ФРАГМЕНТ ТЕКСТА:
====

Сейчас конвенциональная версия новейшей истории выглядит так. За 20—30 лет до рокового 1917 года Россия двигалась по восходящей. Революция искусственно оборвала этот процесс. Затем в ходе постреволюции это восхождение опять возобновилось. После чего оно было опять же искусственно сорвано перестройкой. В альтернативной редакции все будет выглядеть наоборот: предреволюционный подъем будет считаться обреченным на провал, а революционный период будет рассматриваться как перспективный. Но при ближайшем рассмотрении обнаруживаются другие возможные сценарии. Могут найтись основания считать, что именно в ходе революции получили развитие те процессы, которые пытался запустить Столыпин, испрашивая на это 20 лет мирной жизни, а сталинская элита этот процесс прервала. А можно посмотреть на эту историю иначе, предположив, что если бы не крах Старого порядка, то столыпинский режим (с самим Столыпином или без него) органично трансформировался бы в сталинский.
Все неудобные интерпретации российского хронотопа «эпохи революции», вероятно, еще не дошли до сознания российской общественности, но сигналы их предчувствия уже заметны. Можно представить, какая умственная паника начнется, если эти версии будут артикулированы. Преодолеть эту инерцию можно, только освободив общественное сознание от болезненной озабоченности национальным мифом. Историческую фактуру не просто трудно, но в принципе невозможно подогнать к требованиям положительного нарратива. И это не исключительно российская проблема. Наша специфика заключается разве что в том, что российская интеллектуальная агентура, ее культурный истеблишмент занимается самоцензурой. Его проблема не в том, что он не может составить неуязвимо положительный нарратив, а в том, что он очень в нем нуждается.

====

ИСХОДНЫЕ ДАННЫЕ:
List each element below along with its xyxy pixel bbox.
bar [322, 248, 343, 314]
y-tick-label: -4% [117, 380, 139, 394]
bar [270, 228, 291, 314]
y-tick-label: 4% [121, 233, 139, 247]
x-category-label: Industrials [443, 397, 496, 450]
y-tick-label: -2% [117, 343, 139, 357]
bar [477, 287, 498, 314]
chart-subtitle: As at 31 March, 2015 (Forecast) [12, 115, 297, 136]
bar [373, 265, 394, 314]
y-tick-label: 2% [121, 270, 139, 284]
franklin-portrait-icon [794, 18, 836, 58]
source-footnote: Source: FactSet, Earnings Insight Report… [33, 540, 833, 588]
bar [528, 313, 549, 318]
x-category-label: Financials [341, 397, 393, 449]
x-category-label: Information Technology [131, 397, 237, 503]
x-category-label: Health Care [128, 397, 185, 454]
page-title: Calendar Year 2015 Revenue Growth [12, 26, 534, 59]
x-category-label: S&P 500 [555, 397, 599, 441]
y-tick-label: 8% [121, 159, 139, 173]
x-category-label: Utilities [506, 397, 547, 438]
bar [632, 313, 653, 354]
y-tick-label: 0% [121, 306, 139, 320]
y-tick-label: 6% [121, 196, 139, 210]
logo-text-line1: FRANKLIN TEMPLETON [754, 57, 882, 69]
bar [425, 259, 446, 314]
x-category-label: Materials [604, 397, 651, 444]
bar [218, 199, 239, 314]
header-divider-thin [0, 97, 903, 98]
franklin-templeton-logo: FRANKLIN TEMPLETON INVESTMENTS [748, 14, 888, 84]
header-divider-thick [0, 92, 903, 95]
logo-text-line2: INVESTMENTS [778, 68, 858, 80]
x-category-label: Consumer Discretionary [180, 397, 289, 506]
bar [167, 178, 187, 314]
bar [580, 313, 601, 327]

====

ЧТО НУЖНО СДЕЛАТЬ:
**A.** Ответьте на вопросы по фрагменту текста, каждый ответ на отдельной строке с той же пометкой.
(i) Сколько лет, согласно конвенциональной версии, Россия двигалась по восходящей до 1917 года?
(ii) Сколько лет мирной жизни испрашивал Столыпин?
(iii) Чем занимается российская интеллектуальная агентура, ее культурный истеблишмент?
**B.** Выпишите из фрагмента текста без изменений отрывок, который начинается словами «Все неудобные интерпретации» и продолжается до слов «в нем нуждается.» включительно.

ОТВЕТЫ ПО ЗАДАНИЯМ:
**A.**
(i) 20—30 лет.
(ii) 20 лет.
(iii) Самоцензурой.

**B.**
Все неудобные интерпретации российского хронотопа «эпохи революции», вероятно, еще не дошли до сознания российской общественности, но сигналы их предчувствия уже заметны. Можно представить, какая умственная паника начнется, если эти версии будут артикулированы. Преодолеть эту инерцию можно, только освободив общественное сознание от болезненной озабоченности национальным мифом. Историческую фактуру не просто трудно, но в принципе невозможно подогнать к требованиям положительного нарратива. И это не исключительно российская проблема. Наша специфика заключается разве что в том, что российская интеллектуальная агентура, ее культурный истеблишмент занимается самоцензурой. Его проблема не в том, что он не может составить неуязвимо положительный нарратив, а в том, что он очень в нем нуждается.